Start

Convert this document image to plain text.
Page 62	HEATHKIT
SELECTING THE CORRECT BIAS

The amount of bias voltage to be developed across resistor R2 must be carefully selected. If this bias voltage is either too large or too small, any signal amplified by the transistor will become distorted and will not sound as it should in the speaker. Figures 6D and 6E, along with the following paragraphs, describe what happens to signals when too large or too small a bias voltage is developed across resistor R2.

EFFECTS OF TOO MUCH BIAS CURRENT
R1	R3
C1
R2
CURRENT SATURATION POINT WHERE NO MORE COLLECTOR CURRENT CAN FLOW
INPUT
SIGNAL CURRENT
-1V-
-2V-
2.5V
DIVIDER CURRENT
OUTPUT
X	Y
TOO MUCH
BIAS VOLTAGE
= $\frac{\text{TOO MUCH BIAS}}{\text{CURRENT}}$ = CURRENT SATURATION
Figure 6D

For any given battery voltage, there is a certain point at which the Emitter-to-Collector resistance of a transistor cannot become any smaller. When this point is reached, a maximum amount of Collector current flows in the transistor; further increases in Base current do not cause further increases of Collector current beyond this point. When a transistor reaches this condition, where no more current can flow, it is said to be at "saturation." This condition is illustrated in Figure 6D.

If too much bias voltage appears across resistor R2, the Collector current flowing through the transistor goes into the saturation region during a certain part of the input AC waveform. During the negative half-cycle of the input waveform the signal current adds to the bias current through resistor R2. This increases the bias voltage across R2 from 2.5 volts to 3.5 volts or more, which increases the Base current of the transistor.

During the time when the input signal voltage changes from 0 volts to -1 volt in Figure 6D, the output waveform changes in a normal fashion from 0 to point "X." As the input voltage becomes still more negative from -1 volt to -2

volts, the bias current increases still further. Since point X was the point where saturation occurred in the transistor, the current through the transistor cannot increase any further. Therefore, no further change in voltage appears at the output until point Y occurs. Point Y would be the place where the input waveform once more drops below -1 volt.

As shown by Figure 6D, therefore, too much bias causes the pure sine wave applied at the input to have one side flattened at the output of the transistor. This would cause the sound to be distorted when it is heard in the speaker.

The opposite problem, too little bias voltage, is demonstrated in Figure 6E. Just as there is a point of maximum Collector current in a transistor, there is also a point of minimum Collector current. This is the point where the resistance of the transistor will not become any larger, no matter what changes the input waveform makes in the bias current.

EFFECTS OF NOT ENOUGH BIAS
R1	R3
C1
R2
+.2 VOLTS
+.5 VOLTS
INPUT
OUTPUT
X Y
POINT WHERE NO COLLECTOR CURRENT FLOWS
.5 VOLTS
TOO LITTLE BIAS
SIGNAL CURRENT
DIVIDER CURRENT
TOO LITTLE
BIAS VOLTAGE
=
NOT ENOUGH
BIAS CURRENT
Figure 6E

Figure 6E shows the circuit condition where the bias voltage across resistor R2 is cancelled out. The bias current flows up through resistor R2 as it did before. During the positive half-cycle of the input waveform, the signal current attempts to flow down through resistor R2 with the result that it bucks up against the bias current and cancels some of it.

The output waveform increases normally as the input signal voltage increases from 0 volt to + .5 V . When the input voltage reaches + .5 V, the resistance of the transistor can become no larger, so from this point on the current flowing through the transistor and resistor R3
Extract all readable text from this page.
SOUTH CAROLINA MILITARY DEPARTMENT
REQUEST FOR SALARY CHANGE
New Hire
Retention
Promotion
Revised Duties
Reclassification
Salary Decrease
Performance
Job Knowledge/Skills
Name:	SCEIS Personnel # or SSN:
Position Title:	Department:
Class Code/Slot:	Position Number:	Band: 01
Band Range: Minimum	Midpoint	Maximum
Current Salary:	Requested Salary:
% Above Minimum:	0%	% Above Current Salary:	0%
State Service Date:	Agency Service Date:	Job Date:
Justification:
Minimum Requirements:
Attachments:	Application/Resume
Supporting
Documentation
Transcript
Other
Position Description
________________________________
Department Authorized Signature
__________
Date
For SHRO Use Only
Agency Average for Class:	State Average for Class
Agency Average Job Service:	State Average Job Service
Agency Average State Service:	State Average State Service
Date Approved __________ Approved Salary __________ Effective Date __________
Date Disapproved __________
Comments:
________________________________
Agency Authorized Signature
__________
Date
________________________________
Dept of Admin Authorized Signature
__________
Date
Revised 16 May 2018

End

Goal of the exercise:
In full and verbatim, repeat the records given above.

Completed exercise:
Convert this document image to plain text.
Page 62	HEATHKIT
SELECTING THE CORRECT BIAS

The amount of bias voltage to be developed across resistor R2 must be carefully selected. If this bias voltage is either too large or too small, any signal amplified by the transistor will become distorted and will not sound as it should in the speaker. Figures 6D and 6E, along with the following paragraphs, describe what happens to signals when too large or too small a bias voltage is developed across resistor R2.

EFFECTS OF TOO MUCH BIAS CURRENT
R1	R3
C1
R2
CURRENT SATURATION POINT WHERE NO MORE COLLECTOR CURRENT CAN FLOW
INPUT
SIGNAL CURRENT
-1V-
-2V-
2.5V
DIVIDER CURRENT
OUTPUT
X	Y
TOO MUCH
BIAS VOLTAGE
= $\frac{\text{TOO MUCH BIAS}}{\text{CURRENT}}$ = CURRENT SATURATION
Figure 6D

For any given battery voltage, there is a certain point at which the Emitter-to-Collector resistance of a transistor cannot become any smaller. When this point is reached, a maximum amount of Collector current flows in the transistor; further increases in Base current do not cause further increases of Collector current beyond this point. When a transistor reaches this condition, where no more current can flow, it is said to be at "saturation." This condition is illustrated in Figure 6D.

If too much bias voltage appears across resistor R2, the Collector current flowing through the transistor goes into the saturation region during a certain part of the input AC waveform. During the negative half-cycle of the input waveform the signal current adds to the bias current through resistor R2. This increases the bias voltage across R2 from 2.5 volts to 3.5 volts or more, which increases the Base current of the transistor.

During the time when the input signal voltage changes from 0 volts to -1 volt in Figure 6D, the output waveform changes in a normal fashion from 0 to point "X." As the input voltage becomes still more negative from -1 volt to -2

volts, the bias current increases still further. Since point X was the point where saturation occurred in the transistor, the current through the transistor cannot increase any further. Therefore, no further change in voltage appears at the output until point Y occurs. Point Y would be the place where the input waveform once more drops below -1 volt.

As shown by Figure 6D, therefore, too much bias causes the pure sine wave applied at the input to have one side flattened at the output of the transistor. This would cause the sound to be distorted when it is heard in the speaker.

The opposite problem, too little bias voltage, is demonstrated in Figure 6E. Just as there is a point of maximum Collector current in a transistor, there is also a point of minimum Collector current. This is the point where the resistance of the transistor will not become any larger, no matter what changes the input waveform makes in the bias current.

EFFECTS OF NOT ENOUGH BIAS
R1	R3
C1
R2
+.2 VOLTS
+.5 VOLTS
INPUT
OUTPUT
X Y
POINT WHERE NO COLLECTOR CURRENT FLOWS
.5 VOLTS
TOO LITTLE BIAS
SIGNAL CURRENT
DIVIDER CURRENT
TOO LITTLE
BIAS VOLTAGE
=
NOT ENOUGH
BIAS CURRENT
Figure 6E

Figure 6E shows the circuit condition where the bias voltage across resistor R2 is cancelled out. The bias current flows up through resistor R2 as it did before. During the positive half-cycle of the input waveform, the signal current attempts to flow down through resistor R2 with the result that it bucks up against the bias current and cancels some of it.

The output waveform increases normally as the input signal voltage increases from 0 volt to + .5 V . When the input voltage reaches + .5 V, the resistance of the transistor can become no larger, so from this point on the current flowing through the transistor and resistor R3
Extract all readable text from this page.
SOUTH CAROLINA MILITARY DEPARTMENT
REQUEST FOR SALARY CHANGE
New Hire
Retention
Promotion
Revised Duties
Reclassification
Salary Decrease
Performance
Job Knowledge/Skills
Name:	SCEIS Personnel # or SSN:
Position Title:	Department:
Class Code/Slot:	Position Number:	Band: 01
Band Range: Minimum	Midpoint	Maximum
Current Salary:	Requested Salary:
% Above Minimum:	0%	% Above Current Salary:	0%
State Service Date:	Agency Service Date:	Job Date:
Justification:
Minimum Requirements:
Attachments:	Application/Resume
Supporting
Documentation
Transcript
Other
Position Description
________________________________
Department Authorized Signature
__________
Date
For SHRO Use Only
Agency Average for Class:	State Average for Class
Agency Average Job Service:	State Average Job Service
Agency Average State Service:	State Average State Service
Date Approved __________ Approved Salary __________ Effective Date __________
Date Disapproved __________
Comments:
________________________________
Agency Authorized Signature
__________
Date
________________________________
Dept of Admin Authorized Signature
__________
Date
Revised 16 May 2018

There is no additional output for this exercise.